§ Raw records
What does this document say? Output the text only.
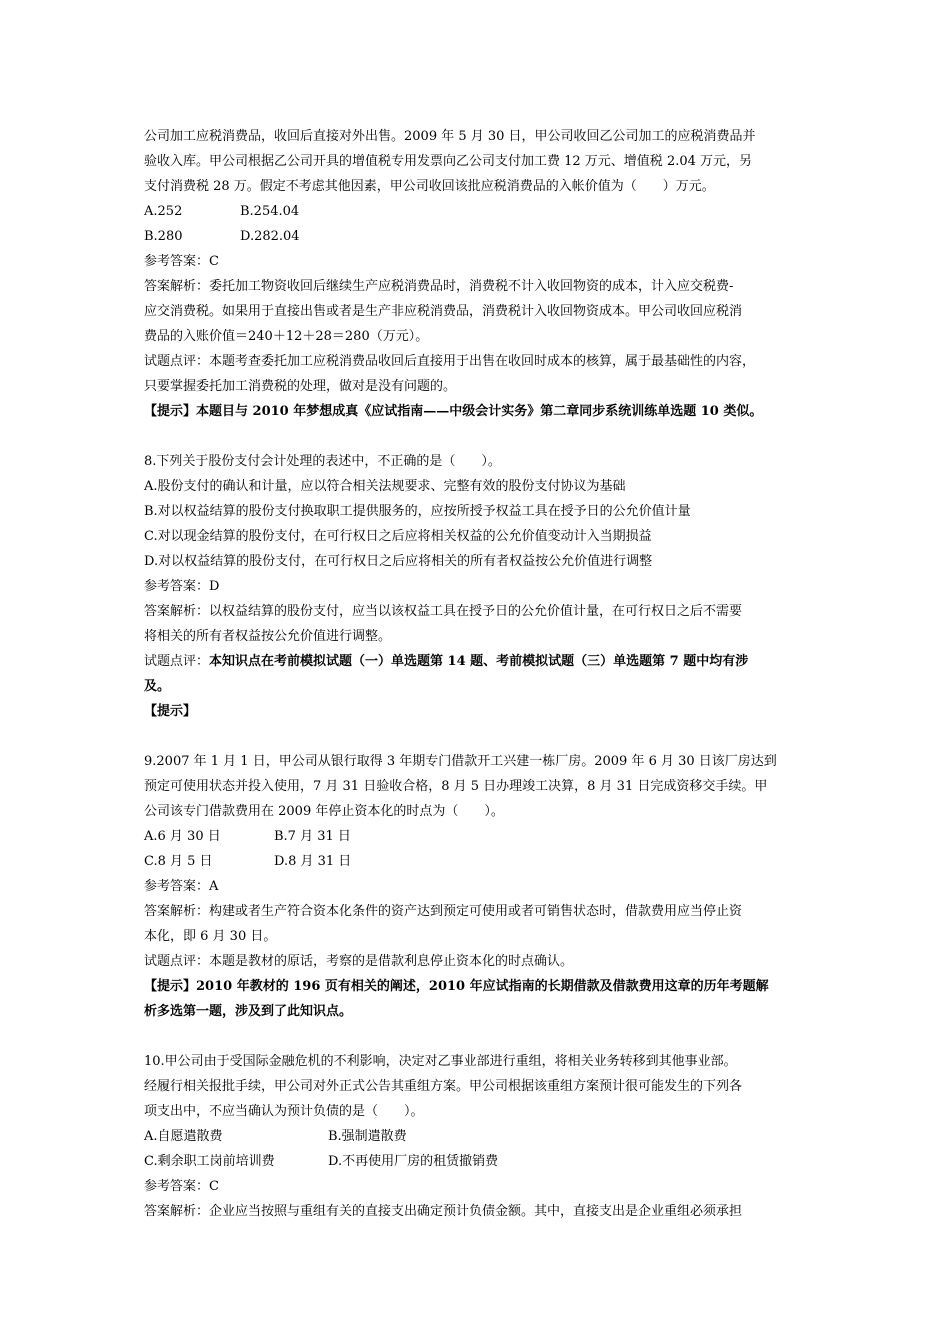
公司加工应税消费品，收回后直接对外出售。2009 年 5 月 30 日，甲公司收回乙公司加工的应税消费品并
验收入库。甲公司根据乙公司开具的增值税专用发票向乙公司支付加工费 12 万元、增值税 2.04 万元，另
支付消费税 28 万。假定不考虑其他因素，甲公司收回该批应税消费品的入帐价值为（　　）万元。
A.252	B.254.04
B.280	D.282.04
参考答案：C
答案解析：委托加工物资收回后继续生产应税消费品时，消费税不计入收回物资的成本，计入应交税费-
应交消费税。如果用于直接出售或者是生产非应税消费品，消费税计入收回物资成本。甲公司收回应税消
费品的入账价值＝240＋12＋28＝280（万元）。
试题点评：本题考查委托加工应税消费品收回后直接用于出售在收回时成本的核算，属于最基础性的内容，
只要掌握委托加工消费税的处理，做对是没有问题的。
【提示】本题目与 2010 年梦想成真《应试指南——中级会计实务》第二章同步系统训练单选题 10 类似。
8.下列关于股份支付会计处理的表述中，不正确的是（　　）。
A.股份支付的确认和计量，应以符合相关法规要求、完整有效的股份支付协议为基础
B.对以权益结算的股份支付换取职工提供服务的，应按所授予权益工具在授予日的公允价值计量
C.对以现金结算的股份支付，在可行权日之后应将相关权益的公允价值变动计入当期损益
D.对以权益结算的股份支付，在可行权日之后应将相关的所有者权益按公允价值进行调整
参考答案：D
答案解析：以权益结算的股份支付，应当以该权益工具在授予日的公允价值计量，在可行权日之后不需要
将相关的所有者权益按公允价值进行调整。
试题点评：本知识点在考前模拟试题（一）单选题第 14 题、考前模拟试题（三）单选题第 7 题中均有涉
及。
【提示】
9.2007 年 1 月 1 日，甲公司从银行取得 3 年期专门借款开工兴建一栋厂房。2009 年 6 月 30 日该厂房达到
预定可使用状态并投入使用，7 月 31 日验收合格，8 月 5 日办理竣工决算，8 月 31 日完成资移交手续。甲
公司该专门借款费用在 2009 年停止资本化的时点为（　　）。
A.6 月 30 日	B.7 月 31 日
C.8 月 5 日	D.8 月 31 日
参考答案：A
答案解析：构建或者生产符合资本化条件的资产达到预定可使用或者可销售状态时，借款费用应当停止资
本化，即 6 月 30 日。
试题点评：本题是教材的原话，考察的是借款利息停止资本化的时点确认。
【提示】2010 年教材的 196 页有相关的阐述，2010 年应试指南的长期借款及借款费用这章的历年考题解
析多选第一题，涉及到了此知识点。
10.甲公司由于受国际金融危机的不利影响，决定对乙事业部进行重组，将相关业务转移到其他事业部。
经履行相关报批手续，甲公司对外正式公告其重组方案。甲公司根据该重组方案预计很可能发生的下列各
项支出中，不应当确认为预计负债的是（　　）。
A.自愿遣散费	B.强制遣散费
C.剩余职工岗前培训费	D.不再使用厂房的租赁撤销费
参考答案：C
答案解析：企业应当按照与重组有关的直接支出确定预计负债金额。其中，直接支出是企业重组必须承担
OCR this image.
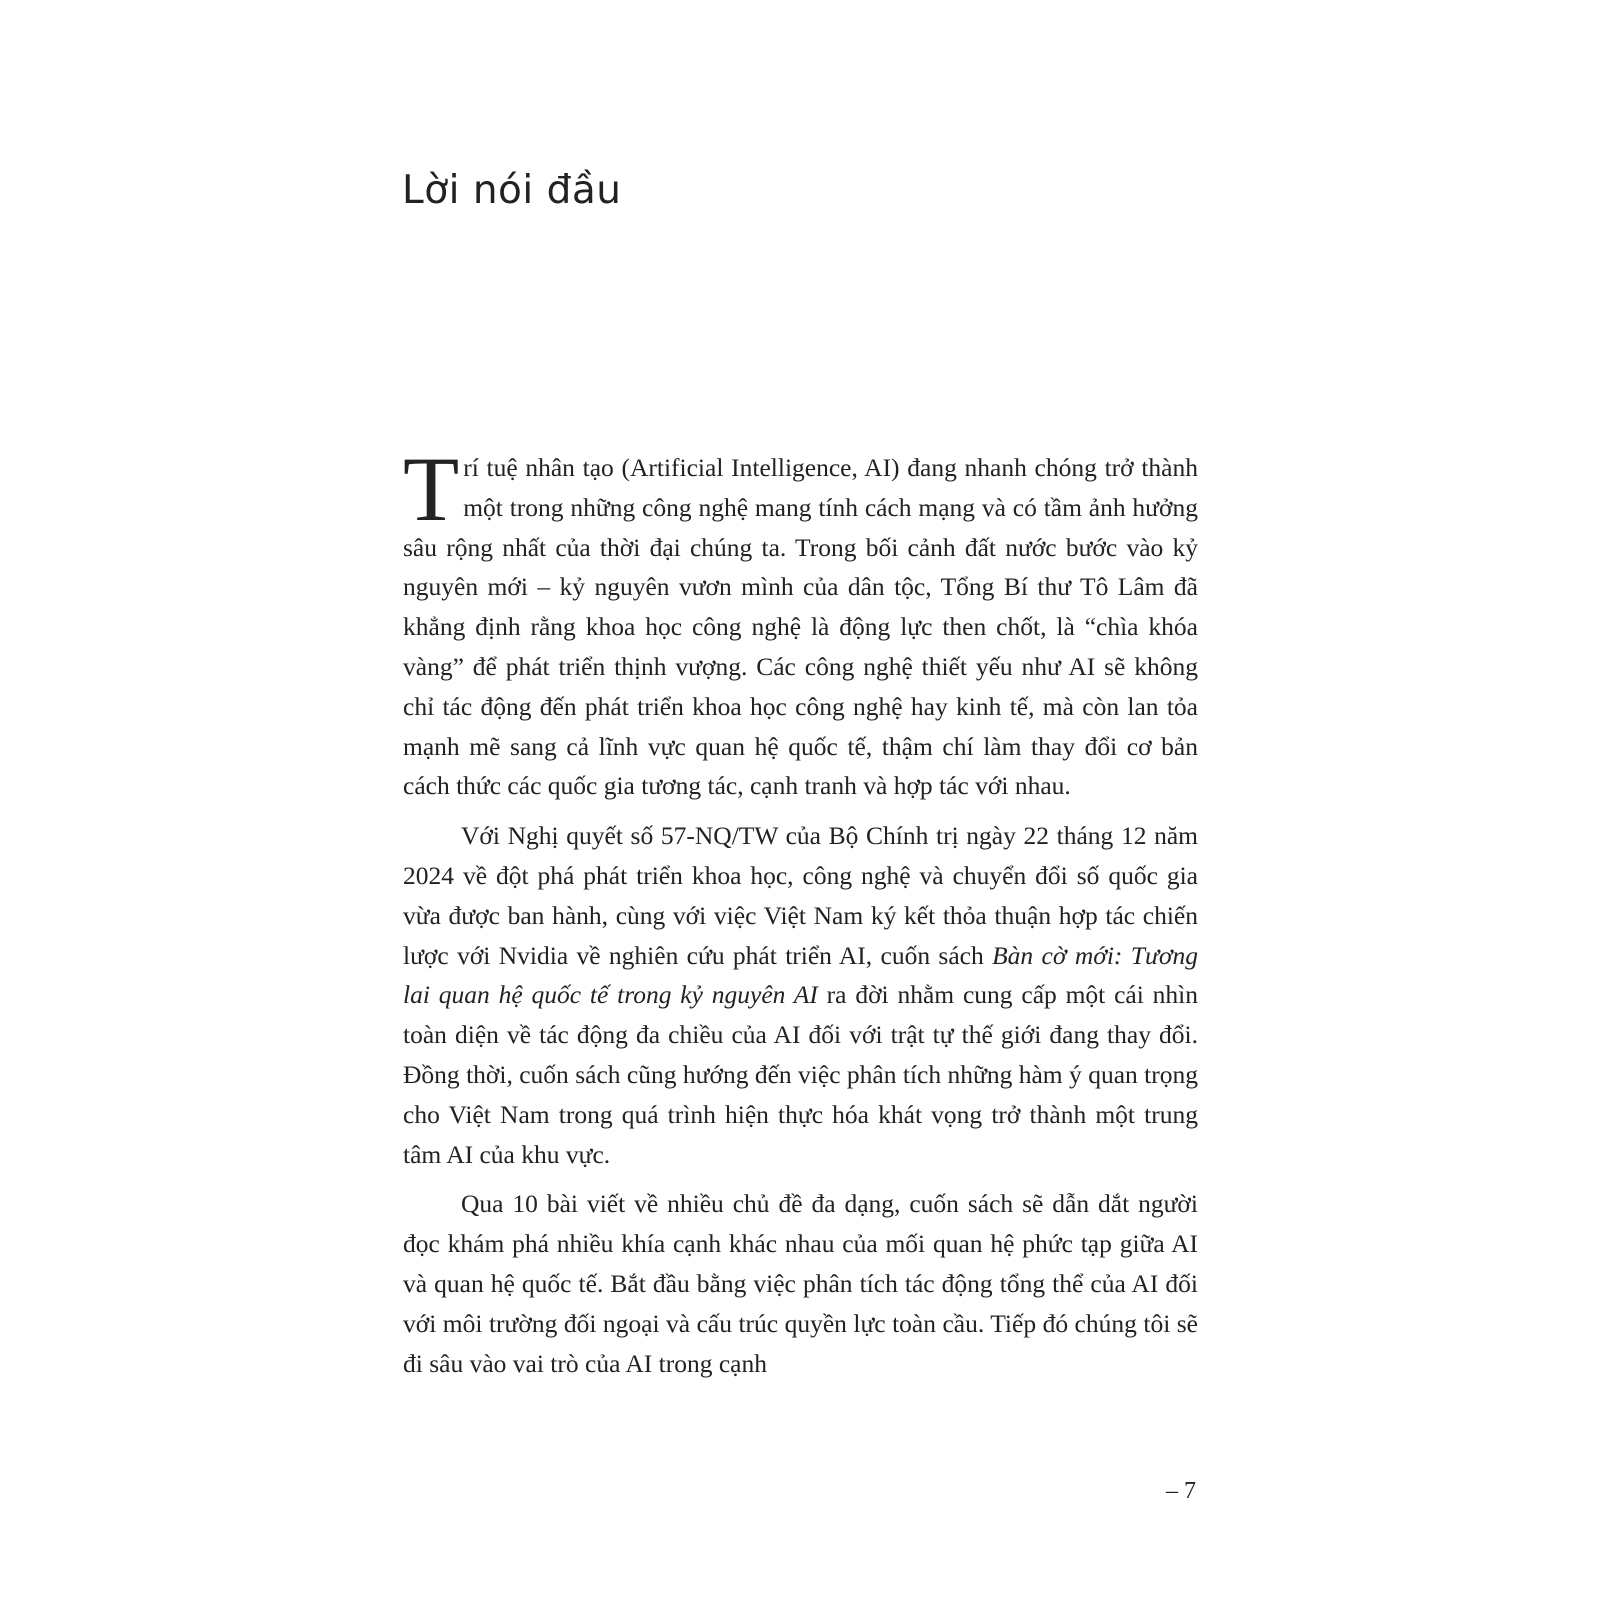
Lời nói đầu

Trí tuệ nhân tạo (Artificial Intelligence, AI) đang nhanh chóng trở thành một trong những công nghệ mang tính cách mạng và có tầm ảnh hưởng sâu rộng nhất của thời đại chúng ta. Trong bối cảnh đất nước bước vào kỷ nguyên mới – kỷ nguyên vươn mình của dân tộc, Tổng Bí thư Tô Lâm đã khẳng định rằng khoa học công nghệ là động lực then chốt, là “chìa khóa vàng” để phát triển thịnh vượng. Các công nghệ thiết yếu như AI sẽ không chỉ tác động đến phát triển khoa học công nghệ hay kinh tế, mà còn lan tỏa mạnh mẽ sang cả lĩnh vực quan hệ quốc tế, thậm chí làm thay đổi cơ bản cách thức các quốc gia tương tác, cạnh tranh và hợp tác với nhau.

Với Nghị quyết số 57-NQ/TW của Bộ Chính trị ngày 22 tháng 12 năm 2024 về đột phá phát triển khoa học, công nghệ và chuyển đổi số quốc gia vừa được ban hành, cùng với việc Việt Nam ký kết thỏa thuận hợp tác chiến lược với Nvidia về nghiên cứu phát triển AI, cuốn sách Bàn cờ mới: Tương lai quan hệ quốc tế trong kỷ nguyên AI ra đời nhằm cung cấp một cái nhìn toàn diện về tác động đa chiều của AI đối với trật tự thế giới đang thay đổi. Đồng thời, cuốn sách cũng hướng đến việc phân tích những hàm ý quan trọng cho Việt Nam trong quá trình hiện thực hóa khát vọng trở thành một trung tâm AI của khu vực.

Qua 10 bài viết về nhiều chủ đề đa dạng, cuốn sách sẽ dẫn dắt người đọc khám phá nhiều khía cạnh khác nhau của mối quan hệ phức tạp giữa AI và quan hệ quốc tế. Bắt đầu bằng việc phân tích tác động tổng thể của AI đối với môi trường đối ngoại và cấu trúc quyền lực toàn cầu. Tiếp đó chúng tôi sẽ đi sâu vào vai trò của AI trong cạnh

– 7
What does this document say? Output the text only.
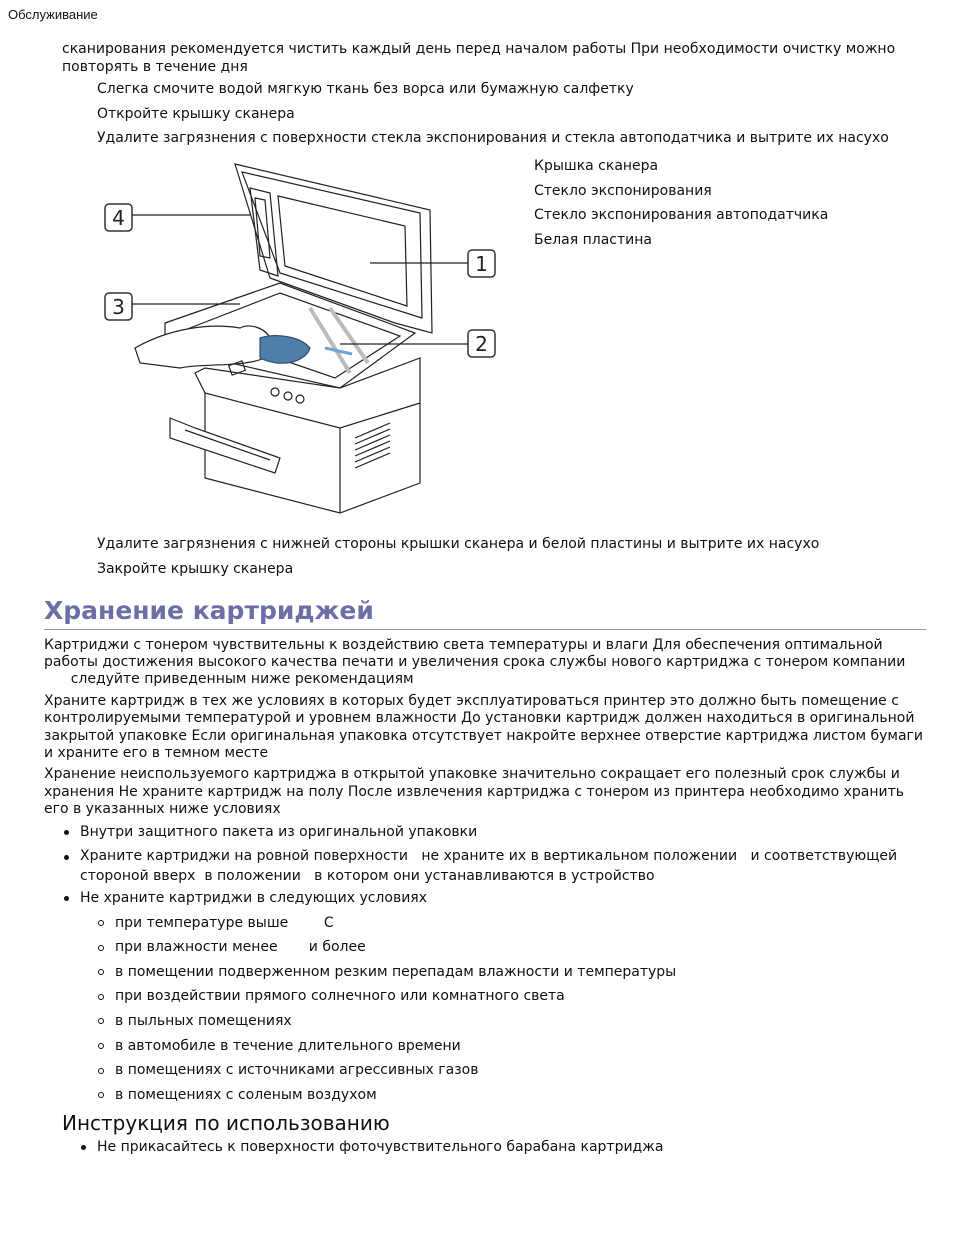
Обслуживание
сканирования рекомендуется чистить каждый день перед началом работы При необходимости очистку можно
повторять в течение дня
Слегка смочите водой мягкую ткань без ворса или бумажную салфетку
Откройте крышку сканера
Удалите загрязнения с поверхности стекла экспонирования и стекла автоподатчика и вытрите их насухо
4
3
1
2
Крышка сканера
Стекло экспонирования
Стекло экспонирования автоподатчика
Белая пластина
Удалите загрязнения с нижней стороны крышки сканера и белой пластины и вытрите их насухо
Закройте крышку сканера
Хранение картриджей
Картриджи с тонером чувствительны к воздействию света температуры и влаги Для обеспечения оптимальной
работы достижения высокого качества печати и увеличения срока службы нового картриджа с тонером компании
следуйте приведенным ниже рекомендациям
Храните картридж в тех же условиях в которых будет эксплуатироваться принтер это должно быть помещение с
контролируемыми температурой и уровнем влажности До установки картридж должен находиться в оригинальной
закрытой упаковке Если оригинальная упаковка отсутствует накройте верхнее отверстие картриджа листом бумаги
и храните его в темном месте
Хранение неиспользуемого картриджа в открытой упаковке значительно сокращает его полезный срок службы и
хранения Не храните картридж на полу После извлечения картриджа с тонером из принтера необходимо хранить
его в указанных ниже условиях
Внутри защитного пакета из оригинальной упаковки
Храните картриджи на ровной поверхности   не храните их в вертикальном положении   и соответствующей
стороной вверх  в положении   в котором они устанавливаются в устройство
Не храните картриджи в следующих условиях
при температуре выше        С
при влажности менее       и более
в помещении подверженном резким перепадам влажности и температуры
при воздействии прямого солнечного или комнатного света
в пыльных помещениях
в автомобиле в течение длительного времени
в помещениях с источниками агрессивных газов
в помещениях с соленым воздухом
Инструкция по использованию
Не прикасайтесь к поверхности фоточувствительного барабана картриджа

§ Short exercise
Each line of the material must be retyped exactly, except that images are omitted.

§ Exercise output
What does this document say? Output the text only.
公司加工应税消费品，收回后直接对外出售。2009 年 5 月 30 日，甲公司收回乙公司加工的应税消费品并
验收入库。甲公司根据乙公司开具的增值税专用发票向乙公司支付加工费 12 万元、增值税 2.04 万元，另
支付消费税 28 万。假定不考虑其他因素，甲公司收回该批应税消费品的入帐价值为（　　）万元。
A.252	B.254.04
B.280	D.282.04
参考答案：C
答案解析：委托加工物资收回后继续生产应税消费品时，消费税不计入收回物资的成本，计入应交税费-
应交消费税。如果用于直接出售或者是生产非应税消费品，消费税计入收回物资成本。甲公司收回应税消
费品的入账价值＝240＋12＋28＝280（万元）。
试题点评：本题考查委托加工应税消费品收回后直接用于出售在收回时成本的核算，属于最基础性的内容，
只要掌握委托加工消费税的处理，做对是没有问题的。
【提示】本题目与 2010 年梦想成真《应试指南——中级会计实务》第二章同步系统训练单选题 10 类似。
8.下列关于股份支付会计处理的表述中，不正确的是（　　）。
A.股份支付的确认和计量，应以符合相关法规要求、完整有效的股份支付协议为基础
B.对以权益结算的股份支付换取职工提供服务的，应按所授予权益工具在授予日的公允价值计量
C.对以现金结算的股份支付，在可行权日之后应将相关权益的公允价值变动计入当期损益
D.对以权益结算的股份支付，在可行权日之后应将相关的所有者权益按公允价值进行调整
参考答案：D
答案解析：以权益结算的股份支付，应当以该权益工具在授予日的公允价值计量，在可行权日之后不需要
将相关的所有者权益按公允价值进行调整。
试题点评：本知识点在考前模拟试题（一）单选题第 14 题、考前模拟试题（三）单选题第 7 题中均有涉
及。
【提示】
9.2007 年 1 月 1 日，甲公司从银行取得 3 年期专门借款开工兴建一栋厂房。2009 年 6 月 30 日该厂房达到
预定可使用状态并投入使用，7 月 31 日验收合格，8 月 5 日办理竣工决算，8 月 31 日完成资移交手续。甲
公司该专门借款费用在 2009 年停止资本化的时点为（　　）。
A.6 月 30 日	B.7 月 31 日
C.8 月 5 日	D.8 月 31 日
参考答案：A
答案解析：构建或者生产符合资本化条件的资产达到预定可使用或者可销售状态时，借款费用应当停止资
本化，即 6 月 30 日。
试题点评：本题是教材的原话，考察的是借款利息停止资本化的时点确认。
【提示】2010 年教材的 196 页有相关的阐述，2010 年应试指南的长期借款及借款费用这章的历年考题解
析多选第一题，涉及到了此知识点。
10.甲公司由于受国际金融危机的不利影响，决定对乙事业部进行重组，将相关业务转移到其他事业部。
经履行相关报批手续，甲公司对外正式公告其重组方案。甲公司根据该重组方案预计很可能发生的下列各
项支出中，不应当确认为预计负债的是（　　）。
A.自愿遣散费	B.强制遣散费
C.剩余职工岗前培训费	D.不再使用厂房的租赁撤销费
参考答案：C
答案解析：企业应当按照与重组有关的直接支出确定预计负债金额。其中，直接支出是企业重组必须承担
OCR this image.
Lời nói đầu

Trí tuệ nhân tạo (Artificial Intelligence, AI) đang nhanh chóng trở thành một trong những công nghệ mang tính cách mạng và có tầm ảnh hưởng sâu rộng nhất của thời đại chúng ta. Trong bối cảnh đất nước bước vào kỷ nguyên mới – kỷ nguyên vươn mình của dân tộc, Tổng Bí thư Tô Lâm đã khẳng định rằng khoa học công nghệ là động lực then chốt, là “chìa khóa vàng” để phát triển thịnh vượng. Các công nghệ thiết yếu như AI sẽ không chỉ tác động đến phát triển khoa học công nghệ hay kinh tế, mà còn lan tỏa mạnh mẽ sang cả lĩnh vực quan hệ quốc tế, thậm chí làm thay đổi cơ bản cách thức các quốc gia tương tác, cạnh tranh và hợp tác với nhau.

Với Nghị quyết số 57-NQ/TW của Bộ Chính trị ngày 22 tháng 12 năm 2024 về đột phá phát triển khoa học, công nghệ và chuyển đổi số quốc gia vừa được ban hành, cùng với việc Việt Nam ký kết thỏa thuận hợp tác chiến lược với Nvidia về nghiên cứu phát triển AI, cuốn sách Bàn cờ mới: Tương lai quan hệ quốc tế trong kỷ nguyên AI ra đời nhằm cung cấp một cái nhìn toàn diện về tác động đa chiều của AI đối với trật tự thế giới đang thay đổi. Đồng thời, cuốn sách cũng hướng đến việc phân tích những hàm ý quan trọng cho Việt Nam trong quá trình hiện thực hóa khát vọng trở thành một trung tâm AI của khu vực.

Qua 10 bài viết về nhiều chủ đề đa dạng, cuốn sách sẽ dẫn dắt người đọc khám phá nhiều khía cạnh khác nhau của mối quan hệ phức tạp giữa AI và quan hệ quốc tế. Bắt đầu bằng việc phân tích tác động tổng thể của AI đối với môi trường đối ngoại và cấu trúc quyền lực toàn cầu. Tiếp đó chúng tôi sẽ đi sâu vào vai trò của AI trong cạnh

– 7
What does this document say? Output the text only.
Обслуживание
сканирования рекомендуется чистить каждый день перед началом работы При необходимости очистку можно
повторять в течение дня
Слегка смочите водой мягкую ткань без ворса или бумажную салфетку
Откройте крышку сканера
Удалите загрязнения с поверхности стекла экспонирования и стекла автоподатчика и вытрите их насухо
4
3
1
2
Крышка сканера
Стекло экспонирования
Стекло экспонирования автоподатчика
Белая пластина
Удалите загрязнения с нижней стороны крышки сканера и белой пластины и вытрите их насухо
Закройте крышку сканера
Хранение картриджей
Картриджи с тонером чувствительны к воздействию света температуры и влаги Для обеспечения оптимальной
работы достижения высокого качества печати и увеличения срока службы нового картриджа с тонером компании
следуйте приведенным ниже рекомендациям
Храните картридж в тех же условиях в которых будет эксплуатироваться принтер это должно быть помещение с
контролируемыми температурой и уровнем влажности До установки картридж должен находиться в оригинальной
закрытой упаковке Если оригинальная упаковка отсутствует накройте верхнее отверстие картриджа листом бумаги
и храните его в темном месте
Хранение неиспользуемого картриджа в открытой упаковке значительно сокращает его полезный срок службы и
хранения Не храните картридж на полу После извлечения картриджа с тонером из принтера необходимо хранить
его в указанных ниже условиях
Внутри защитного пакета из оригинальной упаковки
Храните картриджи на ровной поверхности   не храните их в вертикальном положении   и соответствующей
стороной вверх  в положении   в котором они устанавливаются в устройство
Не храните картриджи в следующих условиях
при температуре выше        С
при влажности менее       и более
в помещении подверженном резким перепадам влажности и температуры
при воздействии прямого солнечного или комнатного света
в пыльных помещениях
в автомобиле в течение длительного времени
в помещениях с источниками агрессивных газов
в помещениях с соленым воздухом
Инструкция по использованию
Не прикасайтесь к поверхности фоточувствительного барабана картриджа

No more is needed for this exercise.